§ Exercise goal
Set the following entries down again exactly, line by line.

━━━━━━━━━━━━━━━━━━━━━━━━━━━━━━

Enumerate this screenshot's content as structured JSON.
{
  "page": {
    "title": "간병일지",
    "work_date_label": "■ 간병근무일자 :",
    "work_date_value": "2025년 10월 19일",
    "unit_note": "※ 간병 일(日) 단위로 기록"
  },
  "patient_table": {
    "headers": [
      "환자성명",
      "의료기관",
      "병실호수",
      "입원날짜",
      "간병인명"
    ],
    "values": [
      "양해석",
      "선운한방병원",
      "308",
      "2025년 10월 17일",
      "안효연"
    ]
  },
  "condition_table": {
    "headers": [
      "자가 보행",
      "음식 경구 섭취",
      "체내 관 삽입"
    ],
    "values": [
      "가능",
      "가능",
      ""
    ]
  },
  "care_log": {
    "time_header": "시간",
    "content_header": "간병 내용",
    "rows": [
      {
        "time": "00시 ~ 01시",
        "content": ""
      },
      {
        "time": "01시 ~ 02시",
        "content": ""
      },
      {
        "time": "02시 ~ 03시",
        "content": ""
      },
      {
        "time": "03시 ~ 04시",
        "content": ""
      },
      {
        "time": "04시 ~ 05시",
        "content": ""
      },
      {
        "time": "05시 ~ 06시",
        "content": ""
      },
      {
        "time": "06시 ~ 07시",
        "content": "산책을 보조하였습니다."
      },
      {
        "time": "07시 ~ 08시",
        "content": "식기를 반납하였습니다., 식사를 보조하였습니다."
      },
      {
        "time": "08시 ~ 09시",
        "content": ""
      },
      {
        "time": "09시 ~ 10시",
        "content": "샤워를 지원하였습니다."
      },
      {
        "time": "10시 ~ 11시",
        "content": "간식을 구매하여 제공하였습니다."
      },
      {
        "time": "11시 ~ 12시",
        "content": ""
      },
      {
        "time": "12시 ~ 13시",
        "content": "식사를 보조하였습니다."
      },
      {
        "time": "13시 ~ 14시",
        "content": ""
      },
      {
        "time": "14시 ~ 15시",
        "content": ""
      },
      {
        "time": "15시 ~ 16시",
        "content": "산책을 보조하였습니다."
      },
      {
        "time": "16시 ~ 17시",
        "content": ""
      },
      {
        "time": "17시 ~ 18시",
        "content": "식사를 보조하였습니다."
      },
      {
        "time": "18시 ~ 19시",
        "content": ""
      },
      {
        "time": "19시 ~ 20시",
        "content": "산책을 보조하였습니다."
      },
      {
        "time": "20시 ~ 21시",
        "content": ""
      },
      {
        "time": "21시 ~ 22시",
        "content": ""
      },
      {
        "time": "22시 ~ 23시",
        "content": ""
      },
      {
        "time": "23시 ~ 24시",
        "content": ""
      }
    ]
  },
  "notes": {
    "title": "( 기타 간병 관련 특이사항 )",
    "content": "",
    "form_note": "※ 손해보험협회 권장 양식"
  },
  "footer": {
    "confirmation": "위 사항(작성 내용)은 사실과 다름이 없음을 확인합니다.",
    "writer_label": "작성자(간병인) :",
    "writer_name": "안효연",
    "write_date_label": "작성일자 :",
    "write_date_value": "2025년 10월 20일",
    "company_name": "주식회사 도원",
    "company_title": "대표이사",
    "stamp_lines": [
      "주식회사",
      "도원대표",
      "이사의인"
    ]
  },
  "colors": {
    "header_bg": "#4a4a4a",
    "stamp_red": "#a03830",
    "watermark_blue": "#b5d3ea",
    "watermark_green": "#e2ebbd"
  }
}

━━━━━━━━━━━━━━━━━━━━━━━━━━━━━━

§ Response
Enumerate this screenshot's content as structured JSON.
{
  "page": {
    "title": "간병일지",
    "work_date_label": "■ 간병근무일자 :",
    "work_date_value": "2025년 10월 19일",
    "unit_note": "※ 간병 일(日) 단위로 기록"
  },
  "patient_table": {
    "headers": [
      "환자성명",
      "의료기관",
      "병실호수",
      "입원날짜",
      "간병인명"
    ],
    "values": [
      "양해석",
      "선운한방병원",
      "308",
      "2025년 10월 17일",
      "안효연"
    ]
  },
  "condition_table": {
    "headers": [
      "자가 보행",
      "음식 경구 섭취",
      "체내 관 삽입"
    ],
    "values": [
      "가능",
      "가능",
      ""
    ]
  },
  "care_log": {
    "time_header": "시간",
    "content_header": "간병 내용",
    "rows": [
      {
        "time": "00시 ~ 01시",
        "content": ""
      },
      {
        "time": "01시 ~ 02시",
        "content": ""
      },
      {
        "time": "02시 ~ 03시",
        "content": ""
      },
      {
        "time": "03시 ~ 04시",
        "content": ""
      },
      {
        "time": "04시 ~ 05시",
        "content": ""
      },
      {
        "time": "05시 ~ 06시",
        "content": ""
      },
      {
        "time": "06시 ~ 07시",
        "content": "산책을 보조하였습니다."
      },
      {
        "time": "07시 ~ 08시",
        "content": "식기를 반납하였습니다., 식사를 보조하였습니다."
      },
      {
        "time": "08시 ~ 09시",
        "content": ""
      },
      {
        "time": "09시 ~ 10시",
        "content": "샤워를 지원하였습니다."
      },
      {
        "time": "10시 ~ 11시",
        "content": "간식을 구매하여 제공하였습니다."
      },
      {
        "time": "11시 ~ 12시",
        "content": ""
      },
      {
        "time": "12시 ~ 13시",
        "content": "식사를 보조하였습니다."
      },
      {
        "time": "13시 ~ 14시",
        "content": ""
      },
      {
        "time": "14시 ~ 15시",
        "content": ""
      },
      {
        "time": "15시 ~ 16시",
        "content": "산책을 보조하였습니다."
      },
      {
        "time": "16시 ~ 17시",
        "content": ""
      },
      {
        "time": "17시 ~ 18시",
        "content": "식사를 보조하였습니다."
      },
      {
        "time": "18시 ~ 19시",
        "content": ""
      },
      {
        "time": "19시 ~ 20시",
        "content": "산책을 보조하였습니다."
      },
      {
        "time": "20시 ~ 21시",
        "content": ""
      },
      {
        "time": "21시 ~ 22시",
        "content": ""
      },
      {
        "time": "22시 ~ 23시",
        "content": ""
      },
      {
        "time": "23시 ~ 24시",
        "content": ""
      }
    ]
  },
  "notes": {
    "title": "( 기타 간병 관련 특이사항 )",
    "content": "",
    "form_note": "※ 손해보험협회 권장 양식"
  },
  "footer": {
    "confirmation": "위 사항(작성 내용)은 사실과 다름이 없음을 확인합니다.",
    "writer_label": "작성자(간병인) :",
    "writer_name": "안효연",
    "write_date_label": "작성일자 :",
    "write_date_value": "2025년 10월 20일",
    "company_name": "주식회사 도원",
    "company_title": "대표이사",
    "stamp_lines": [
      "주식회사",
      "도원대표",
      "이사의인"
    ]
  },
  "colors": {
    "header_bg": "#4a4a4a",
    "stamp_red": "#a03830",
    "watermark_blue": "#b5d3ea",
    "watermark_green": "#e2ebbd"
  }
}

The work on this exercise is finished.